▶ _REQUEST_: Find all lines in the records that include the word "Pontisk", and copy them out.

▶ _DATA FOR THIS EXERCISE_:

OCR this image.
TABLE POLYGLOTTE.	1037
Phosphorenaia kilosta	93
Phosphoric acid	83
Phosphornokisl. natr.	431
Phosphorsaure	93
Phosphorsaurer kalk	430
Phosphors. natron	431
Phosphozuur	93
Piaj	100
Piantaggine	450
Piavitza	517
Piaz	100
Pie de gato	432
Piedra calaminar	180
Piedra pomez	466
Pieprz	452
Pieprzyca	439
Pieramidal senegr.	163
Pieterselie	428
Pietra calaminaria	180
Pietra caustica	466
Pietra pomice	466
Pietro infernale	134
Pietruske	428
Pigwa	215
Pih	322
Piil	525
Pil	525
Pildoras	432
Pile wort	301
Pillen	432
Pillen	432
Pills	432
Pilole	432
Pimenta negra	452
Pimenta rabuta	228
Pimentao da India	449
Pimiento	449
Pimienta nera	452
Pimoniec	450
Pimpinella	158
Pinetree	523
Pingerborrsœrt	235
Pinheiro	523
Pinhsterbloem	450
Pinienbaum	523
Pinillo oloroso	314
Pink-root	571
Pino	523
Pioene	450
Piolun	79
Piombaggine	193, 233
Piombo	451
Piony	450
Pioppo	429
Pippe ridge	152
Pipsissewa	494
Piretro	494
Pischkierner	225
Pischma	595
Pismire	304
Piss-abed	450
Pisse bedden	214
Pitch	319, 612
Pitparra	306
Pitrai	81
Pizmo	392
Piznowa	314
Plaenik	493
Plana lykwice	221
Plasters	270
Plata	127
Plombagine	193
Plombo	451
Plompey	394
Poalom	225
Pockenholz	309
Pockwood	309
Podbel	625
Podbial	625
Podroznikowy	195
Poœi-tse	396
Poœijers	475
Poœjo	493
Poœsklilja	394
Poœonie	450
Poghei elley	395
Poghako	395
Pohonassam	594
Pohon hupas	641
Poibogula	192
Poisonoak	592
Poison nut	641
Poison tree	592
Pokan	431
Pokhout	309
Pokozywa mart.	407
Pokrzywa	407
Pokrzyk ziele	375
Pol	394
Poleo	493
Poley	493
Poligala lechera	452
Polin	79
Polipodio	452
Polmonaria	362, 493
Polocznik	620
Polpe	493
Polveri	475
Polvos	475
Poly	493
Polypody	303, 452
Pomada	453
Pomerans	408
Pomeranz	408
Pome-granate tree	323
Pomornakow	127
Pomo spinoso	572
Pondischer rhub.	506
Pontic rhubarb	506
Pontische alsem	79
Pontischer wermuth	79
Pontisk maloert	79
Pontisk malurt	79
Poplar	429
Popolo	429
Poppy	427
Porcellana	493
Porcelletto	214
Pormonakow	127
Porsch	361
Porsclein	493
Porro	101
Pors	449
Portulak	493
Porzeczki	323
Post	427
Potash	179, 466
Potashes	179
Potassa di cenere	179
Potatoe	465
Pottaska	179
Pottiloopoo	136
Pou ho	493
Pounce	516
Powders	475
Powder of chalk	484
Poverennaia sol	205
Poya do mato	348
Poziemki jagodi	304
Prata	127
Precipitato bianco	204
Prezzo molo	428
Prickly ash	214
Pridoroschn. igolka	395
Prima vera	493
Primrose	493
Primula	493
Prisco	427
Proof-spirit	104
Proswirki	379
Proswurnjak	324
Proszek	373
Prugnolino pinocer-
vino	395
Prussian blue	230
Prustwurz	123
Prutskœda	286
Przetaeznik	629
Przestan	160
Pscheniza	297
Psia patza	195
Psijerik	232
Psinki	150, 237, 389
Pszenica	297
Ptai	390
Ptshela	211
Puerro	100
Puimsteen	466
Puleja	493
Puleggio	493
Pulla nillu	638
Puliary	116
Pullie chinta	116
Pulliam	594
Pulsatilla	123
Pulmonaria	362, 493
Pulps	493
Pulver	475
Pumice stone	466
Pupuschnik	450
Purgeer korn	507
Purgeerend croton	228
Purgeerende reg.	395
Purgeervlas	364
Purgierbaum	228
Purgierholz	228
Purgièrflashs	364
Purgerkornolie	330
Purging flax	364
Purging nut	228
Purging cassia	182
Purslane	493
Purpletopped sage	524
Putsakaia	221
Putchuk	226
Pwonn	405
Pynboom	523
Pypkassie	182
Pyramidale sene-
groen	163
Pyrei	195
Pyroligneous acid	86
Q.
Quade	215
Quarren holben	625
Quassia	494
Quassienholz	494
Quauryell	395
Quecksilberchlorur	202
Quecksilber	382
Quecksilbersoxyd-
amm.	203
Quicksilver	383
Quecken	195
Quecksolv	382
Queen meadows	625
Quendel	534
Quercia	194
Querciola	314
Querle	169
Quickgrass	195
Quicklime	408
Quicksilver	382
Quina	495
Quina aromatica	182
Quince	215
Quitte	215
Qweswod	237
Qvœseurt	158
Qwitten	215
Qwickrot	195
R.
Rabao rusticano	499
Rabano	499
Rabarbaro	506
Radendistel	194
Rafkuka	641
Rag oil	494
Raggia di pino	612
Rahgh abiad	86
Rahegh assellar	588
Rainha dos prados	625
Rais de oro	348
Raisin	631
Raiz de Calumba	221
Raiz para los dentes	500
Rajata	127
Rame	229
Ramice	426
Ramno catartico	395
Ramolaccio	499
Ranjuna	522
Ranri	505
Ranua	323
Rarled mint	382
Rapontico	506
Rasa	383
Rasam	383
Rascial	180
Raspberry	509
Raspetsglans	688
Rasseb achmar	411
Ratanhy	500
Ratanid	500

▶ _COMPLETED TASK_:
Pontisk maloert	79
Pontisk malurt	79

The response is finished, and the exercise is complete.